Search the entries below. Return every line that has "left" in it.

* * * *

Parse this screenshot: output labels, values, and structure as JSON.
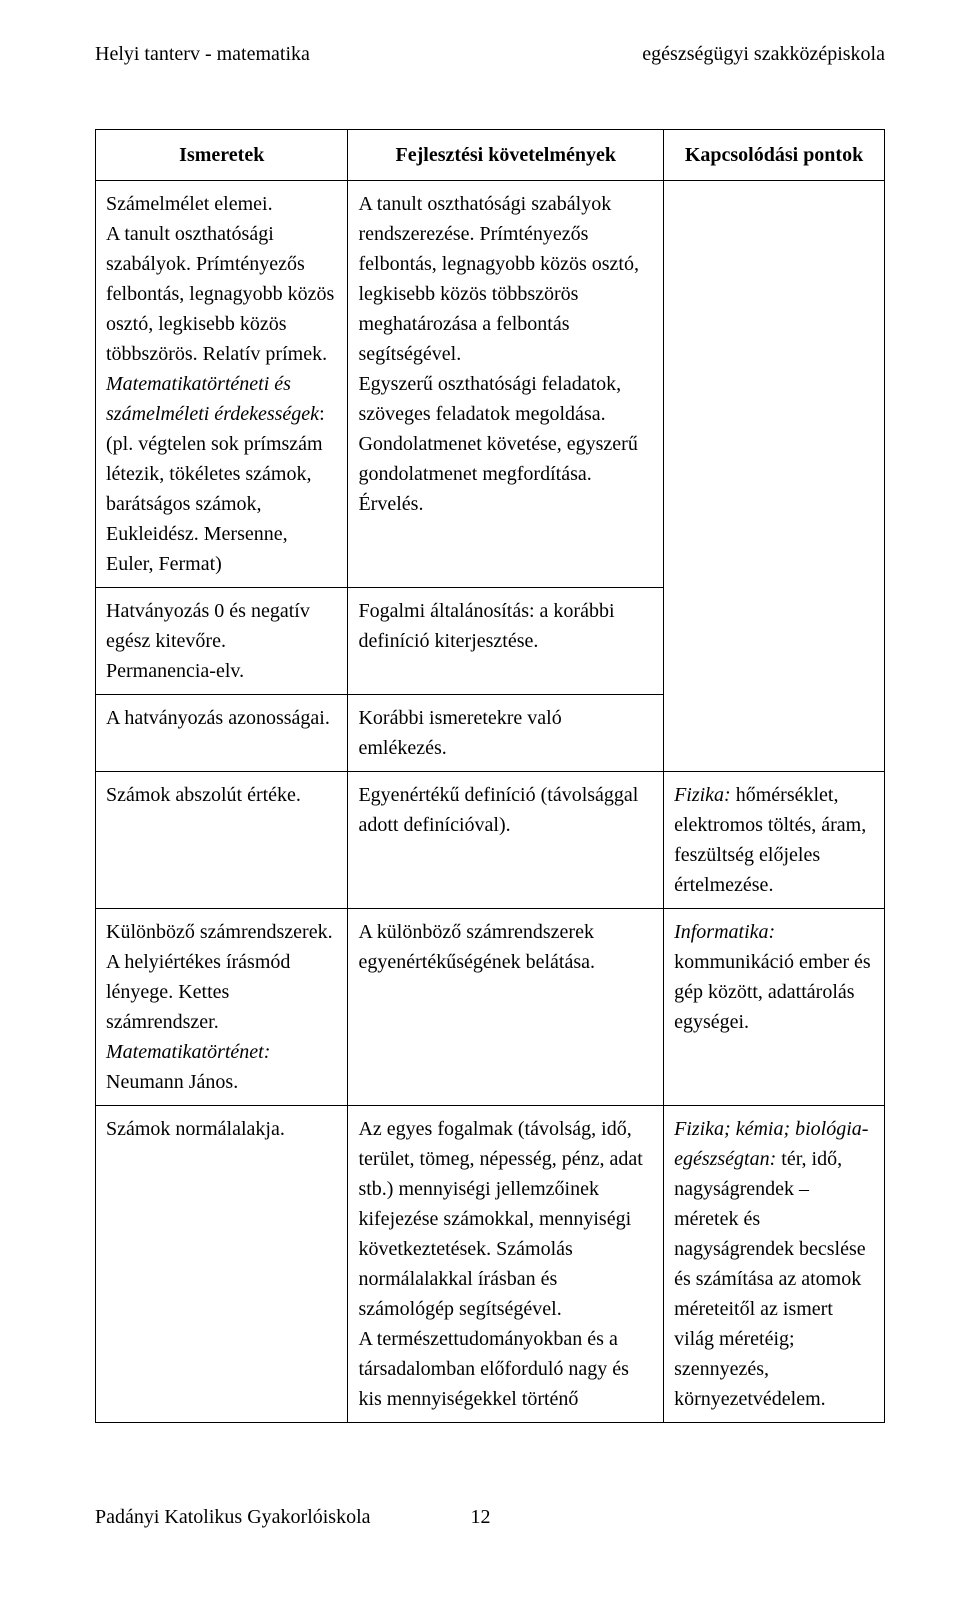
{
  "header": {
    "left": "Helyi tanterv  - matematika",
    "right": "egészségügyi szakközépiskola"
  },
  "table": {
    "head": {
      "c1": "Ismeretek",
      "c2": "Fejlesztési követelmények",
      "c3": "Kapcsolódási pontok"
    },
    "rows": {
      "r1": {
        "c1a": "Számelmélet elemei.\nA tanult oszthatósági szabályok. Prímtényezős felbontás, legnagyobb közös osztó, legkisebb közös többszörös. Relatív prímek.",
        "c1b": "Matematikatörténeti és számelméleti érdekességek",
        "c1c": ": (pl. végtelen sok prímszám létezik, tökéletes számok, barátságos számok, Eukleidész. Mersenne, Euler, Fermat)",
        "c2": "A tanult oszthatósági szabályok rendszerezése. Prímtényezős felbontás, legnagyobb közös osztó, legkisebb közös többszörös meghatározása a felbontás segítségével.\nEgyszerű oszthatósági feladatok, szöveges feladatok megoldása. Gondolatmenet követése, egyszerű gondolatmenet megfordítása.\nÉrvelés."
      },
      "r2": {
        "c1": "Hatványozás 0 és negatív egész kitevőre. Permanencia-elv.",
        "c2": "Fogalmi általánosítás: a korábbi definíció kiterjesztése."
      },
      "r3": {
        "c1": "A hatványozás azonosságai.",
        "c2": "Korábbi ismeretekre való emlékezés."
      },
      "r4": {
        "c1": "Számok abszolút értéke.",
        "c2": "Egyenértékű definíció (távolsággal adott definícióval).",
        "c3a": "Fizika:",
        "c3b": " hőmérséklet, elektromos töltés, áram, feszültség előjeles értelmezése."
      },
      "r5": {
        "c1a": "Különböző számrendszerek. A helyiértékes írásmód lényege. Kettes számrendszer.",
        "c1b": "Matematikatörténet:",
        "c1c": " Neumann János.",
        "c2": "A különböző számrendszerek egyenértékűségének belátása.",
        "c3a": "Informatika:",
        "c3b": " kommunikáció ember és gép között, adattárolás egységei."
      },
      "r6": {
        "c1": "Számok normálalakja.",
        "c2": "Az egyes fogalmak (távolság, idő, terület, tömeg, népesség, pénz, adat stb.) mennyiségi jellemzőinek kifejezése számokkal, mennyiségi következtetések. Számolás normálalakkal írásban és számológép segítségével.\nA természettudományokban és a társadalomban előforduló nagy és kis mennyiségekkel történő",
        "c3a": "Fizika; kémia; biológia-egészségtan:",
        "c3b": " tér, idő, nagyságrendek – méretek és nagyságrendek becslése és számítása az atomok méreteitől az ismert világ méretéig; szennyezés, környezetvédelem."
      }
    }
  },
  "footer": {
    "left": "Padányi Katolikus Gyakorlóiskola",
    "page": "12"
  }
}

* * * *

Complete answer |
    "left": "Helyi tanterv  - matematika",
    "left": "Padányi Katolikus Gyakorlóiskola",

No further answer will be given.